**TASK TO CARRY OUT**. Give every line back verbatim, dropping all images.

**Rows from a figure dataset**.
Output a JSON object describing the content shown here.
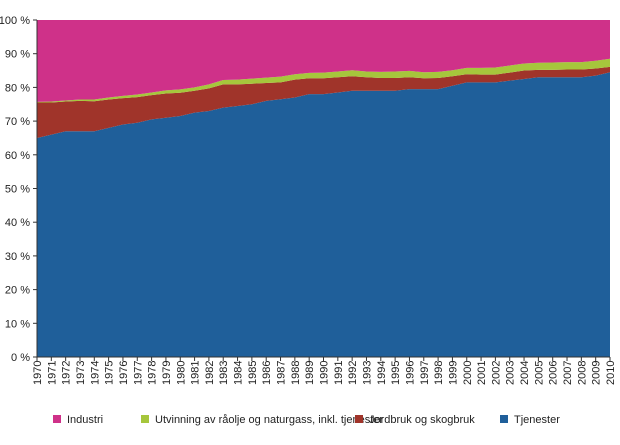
{
  "chart_data": {
    "type": "area",
    "stacked": true,
    "percent": true,
    "x": [
      1970,
      1971,
      1972,
      1973,
      1974,
      1975,
      1976,
      1977,
      1978,
      1979,
      1980,
      1981,
      1982,
      1983,
      1984,
      1985,
      1986,
      1987,
      1988,
      1989,
      1990,
      1991,
      1992,
      1993,
      1994,
      1995,
      1996,
      1997,
      1998,
      1999,
      2000,
      2001,
      2002,
      2003,
      2004,
      2005,
      2006,
      2007,
      2008,
      2009,
      2010
    ],
    "ylim": [
      0,
      100
    ],
    "yticks": [
      "0 %",
      "10 %",
      "20 %",
      "30 %",
      "40 %",
      "50 %",
      "60 %",
      "70 %",
      "80 %",
      "90 %",
      "100 %"
    ],
    "grid": false,
    "legend_position": "bottom",
    "series": [
      {
        "name": "Tjenester",
        "color": "#1f5f9a",
        "values": [
          65,
          66,
          67,
          67,
          67,
          68,
          69,
          69.5,
          70.5,
          71,
          71.5,
          72.5,
          73,
          74,
          74.5,
          75,
          76,
          76.5,
          77,
          78,
          78,
          78.5,
          79,
          79,
          79,
          79,
          79.5,
          79.5,
          79.5,
          80.5,
          81.5,
          81.5,
          81.5,
          82,
          82.5,
          83,
          83,
          83,
          83,
          83.5,
          84.5
        ]
      },
      {
        "name": "Jordbruk og skogbruk",
        "color": "#a0342a",
        "values": [
          10.5,
          9.5,
          8.8,
          9,
          8.9,
          8.4,
          7.8,
          7.6,
          7.2,
          7.2,
          6.9,
          6.5,
          6.7,
          6.9,
          6.4,
          6.1,
          5.3,
          5,
          5.3,
          4.7,
          4.7,
          4.5,
          4.3,
          4,
          3.8,
          3.8,
          3.5,
          3.2,
          3.3,
          2.8,
          2.4,
          2.3,
          2.3,
          2.4,
          2.5,
          2.2,
          2.2,
          2.3,
          2.3,
          2.1,
          1.6
        ]
      },
      {
        "name": "Utvinning av råolje og naturgass, inkl. tjenester",
        "color": "#a6c63c",
        "values": [
          0.2,
          0.3,
          0.3,
          0.4,
          0.5,
          0.6,
          0.7,
          0.8,
          0.8,
          0.9,
          1,
          1,
          1.2,
          1.3,
          1.4,
          1.5,
          1.6,
          1.7,
          1.6,
          1.6,
          1.7,
          1.7,
          1.8,
          1.7,
          1.8,
          1.9,
          1.9,
          1.8,
          1.8,
          1.8,
          1.9,
          2,
          2.1,
          2.1,
          2.1,
          2.1,
          2.2,
          2.2,
          2.2,
          2.3,
          2.4
        ]
      },
      {
        "name": "Industri",
        "color": "#cf3189",
        "values": [
          24.3,
          24.2,
          23.9,
          23.6,
          23.6,
          23,
          22.5,
          22.1,
          21.5,
          20.9,
          20.6,
          20,
          19.1,
          17.8,
          17.7,
          17.4,
          17.1,
          16.8,
          16.1,
          15.7,
          15.6,
          15.3,
          14.9,
          15.3,
          15.4,
          15.3,
          15.1,
          15.5,
          15.4,
          14.9,
          14.2,
          14.2,
          14.1,
          13.5,
          12.9,
          12.7,
          12.6,
          12.5,
          12.5,
          12.1,
          11.5
        ]
      }
    ],
    "legend_order": [
      "Industri",
      "Utvinning av råolje og naturgass, inkl. tjenester",
      "Jordbruk og skogbruk",
      "Tjenester"
    ]
  }
}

**RESULT**.
Output a JSON object describing the content shown here.
{
  "chart_data": {
    "type": "area",
    "stacked": true,
    "percent": true,
    "x": [
      1970,
      1971,
      1972,
      1973,
      1974,
      1975,
      1976,
      1977,
      1978,
      1979,
      1980,
      1981,
      1982,
      1983,
      1984,
      1985,
      1986,
      1987,
      1988,
      1989,
      1990,
      1991,
      1992,
      1993,
      1994,
      1995,
      1996,
      1997,
      1998,
      1999,
      2000,
      2001,
      2002,
      2003,
      2004,
      2005,
      2006,
      2007,
      2008,
      2009,
      2010
    ],
    "ylim": [
      0,
      100
    ],
    "yticks": [
      "0 %",
      "10 %",
      "20 %",
      "30 %",
      "40 %",
      "50 %",
      "60 %",
      "70 %",
      "80 %",
      "90 %",
      "100 %"
    ],
    "grid": false,
    "legend_position": "bottom",
    "series": [
      {
        "name": "Tjenester",
        "color": "#1f5f9a",
        "values": [
          65,
          66,
          67,
          67,
          67,
          68,
          69,
          69.5,
          70.5,
          71,
          71.5,
          72.5,
          73,
          74,
          74.5,
          75,
          76,
          76.5,
          77,
          78,
          78,
          78.5,
          79,
          79,
          79,
          79,
          79.5,
          79.5,
          79.5,
          80.5,
          81.5,
          81.5,
          81.5,
          82,
          82.5,
          83,
          83,
          83,
          83,
          83.5,
          84.5
        ]
      },
      {
        "name": "Jordbruk og skogbruk",
        "color": "#a0342a",
        "values": [
          10.5,
          9.5,
          8.8,
          9,
          8.9,
          8.4,
          7.8,
          7.6,
          7.2,
          7.2,
          6.9,
          6.5,
          6.7,
          6.9,
          6.4,
          6.1,
          5.3,
          5,
          5.3,
          4.7,
          4.7,
          4.5,
          4.3,
          4,
          3.8,
          3.8,
          3.5,
          3.2,
          3.3,
          2.8,
          2.4,
          2.3,
          2.3,
          2.4,
          2.5,
          2.2,
          2.2,
          2.3,
          2.3,
          2.1,
          1.6
        ]
      },
      {
        "name": "Utvinning av råolje og naturgass, inkl. tjenester",
        "color": "#a6c63c",
        "values": [
          0.2,
          0.3,
          0.3,
          0.4,
          0.5,
          0.6,
          0.7,
          0.8,
          0.8,
          0.9,
          1,
          1,
          1.2,
          1.3,
          1.4,
          1.5,
          1.6,
          1.7,
          1.6,
          1.6,
          1.7,
          1.7,
          1.8,
          1.7,
          1.8,
          1.9,
          1.9,
          1.8,
          1.8,
          1.8,
          1.9,
          2,
          2.1,
          2.1,
          2.1,
          2.1,
          2.2,
          2.2,
          2.2,
          2.3,
          2.4
        ]
      },
      {
        "name": "Industri",
        "color": "#cf3189",
        "values": [
          24.3,
          24.2,
          23.9,
          23.6,
          23.6,
          23,
          22.5,
          22.1,
          21.5,
          20.9,
          20.6,
          20,
          19.1,
          17.8,
          17.7,
          17.4,
          17.1,
          16.8,
          16.1,
          15.7,
          15.6,
          15.3,
          14.9,
          15.3,
          15.4,
          15.3,
          15.1,
          15.5,
          15.4,
          14.9,
          14.2,
          14.2,
          14.1,
          13.5,
          12.9,
          12.7,
          12.6,
          12.5,
          12.5,
          12.1,
          11.5
        ]
      }
    ],
    "legend_order": [
      "Industri",
      "Utvinning av råolje og naturgass, inkl. tjenester",
      "Jordbruk og skogbruk",
      "Tjenester"
    ]
  }
}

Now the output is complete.